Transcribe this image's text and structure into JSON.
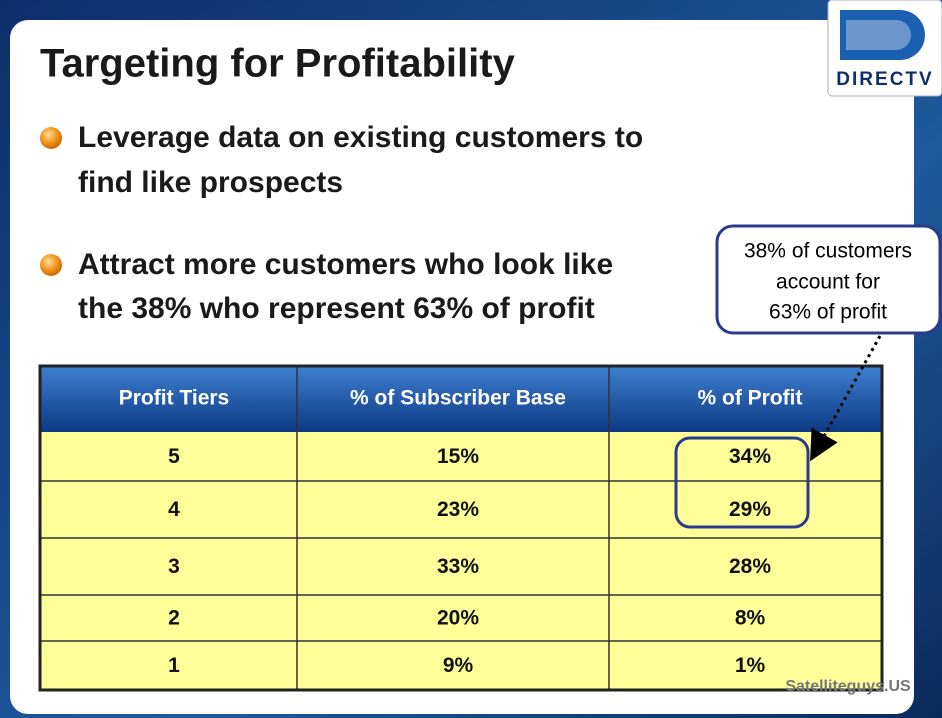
{
  "header": {
    "title": "Targeting for Profitability",
    "logo": "DIRECTV"
  },
  "bullets": [
    {
      "lines": [
        "Leverage data on existing customers to",
        "find like prospects"
      ]
    },
    {
      "lines": [
        "Attract more customers who look like",
        "the 38% who represent 63% of profit"
      ]
    }
  ],
  "callout": {
    "lines": [
      "38% of customers",
      "account for",
      "63% of profit"
    ]
  },
  "table": {
    "columns": [
      "Profit Tiers",
      "% of Subscriber Base",
      "% of Profit"
    ],
    "rows": [
      [
        "5",
        "15%",
        "34%"
      ],
      [
        "4",
        "23%",
        "29%"
      ],
      [
        "3",
        "33%",
        "28%"
      ],
      [
        "2",
        "20%",
        "8%"
      ],
      [
        "1",
        "9%",
        "1%"
      ]
    ]
  },
  "watermark": "Satelliteguys.US"
}
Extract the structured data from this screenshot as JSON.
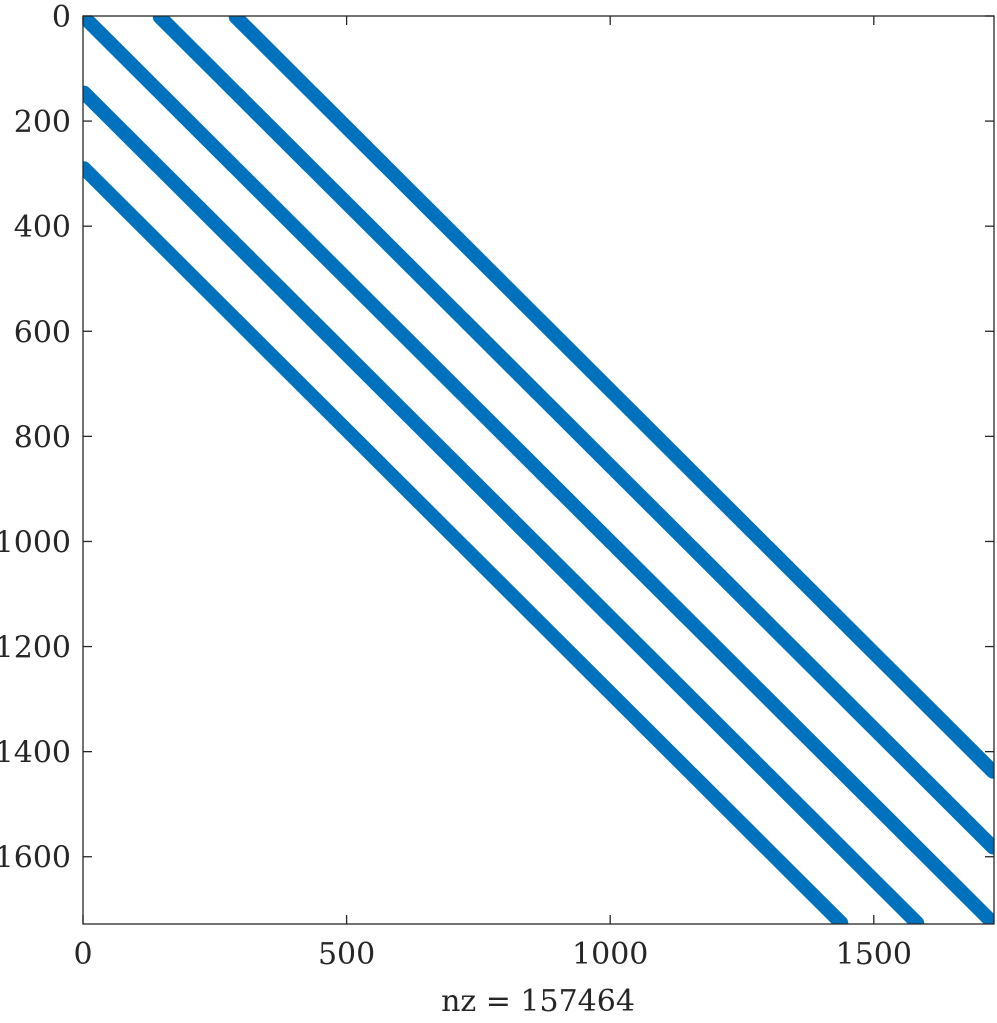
{
  "chart_data": {
    "type": "spy",
    "title": "",
    "xlabel": "nz = 157464",
    "ylabel": "",
    "xlim": [
      0,
      1728
    ],
    "ylim": [
      0,
      1728
    ],
    "y_reversed": true,
    "x_ticks": [
      0,
      500,
      1000,
      1500
    ],
    "y_ticks": [
      0,
      200,
      400,
      600,
      800,
      1000,
      1200,
      1400,
      1600
    ],
    "color": "#0072BD",
    "matrix_size": 1728,
    "block_size": 144,
    "block_offsets": [
      -2,
      -1,
      0,
      1,
      2
    ],
    "band_half_width": 10,
    "grid": false,
    "legend": "none"
  }
}
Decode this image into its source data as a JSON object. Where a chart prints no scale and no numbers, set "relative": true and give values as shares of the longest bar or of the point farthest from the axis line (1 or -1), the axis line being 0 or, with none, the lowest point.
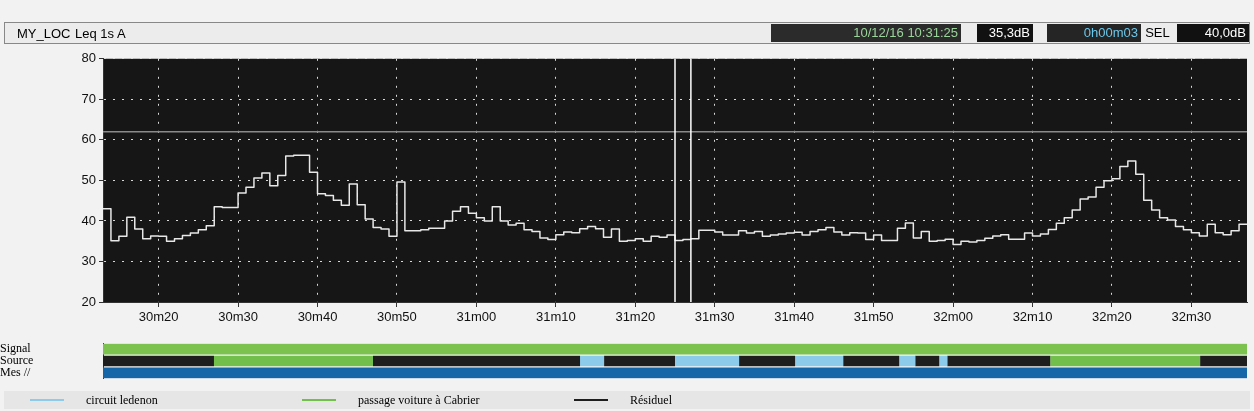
•••••
** Task to complete **
Reproduce each line exactly as it appears, omitting the pictures.

** Result **
Transcribe this image's text and structure into JSON.
{
  "header": {
    "title": "Targeting for Profitability",
    "logo": "DIRECTV"
  },
  "bullets": [
    {
      "lines": [
        "Leverage data on existing customers to",
        "find like prospects"
      ]
    },
    {
      "lines": [
        "Attract more customers who look like",
        "the 38% who represent 63% of profit"
      ]
    }
  ],
  "callout": {
    "lines": [
      "38% of customers",
      "account for",
      "63% of profit"
    ]
  },
  "table": {
    "columns": [
      "Profit Tiers",
      "% of Subscriber Base",
      "% of Profit"
    ],
    "rows": [
      [
        "5",
        "15%",
        "34%"
      ],
      [
        "4",
        "23%",
        "29%"
      ],
      [
        "3",
        "33%",
        "28%"
      ],
      [
        "2",
        "20%",
        "8%"
      ],
      [
        "1",
        "9%",
        "1%"
      ]
    ]
  },
  "watermark": "Satelliteguys.US"
}
Extract the structured data from this screenshot as JSON.
{
  "chart_data": {
    "type": "spy",
    "title": "",
    "xlabel": "nz = 157464",
    "ylabel": "",
    "xlim": [
      0,
      1728
    ],
    "ylim": [
      0,
      1728
    ],
    "y_reversed": true,
    "x_ticks": [
      0,
      500,
      1000,
      1500
    ],
    "y_ticks": [
      0,
      200,
      400,
      600,
      800,
      1000,
      1200,
      1400,
      1600
    ],
    "color": "#0072BD",
    "matrix_size": 1728,
    "block_size": 144,
    "block_offsets": [
      -2,
      -1,
      0,
      1,
      2
    ],
    "band_half_width": 10,
    "grid": false,
    "legend": "none"
  }
}
Decode this image into its source data as a JSON object. Where a chart prints no scale and no numbers, set "relative": true and give values as shares of the longest bar or of the point farthest from the axis line (1 or -1), the axis line being 0 or, with none, the lowest point.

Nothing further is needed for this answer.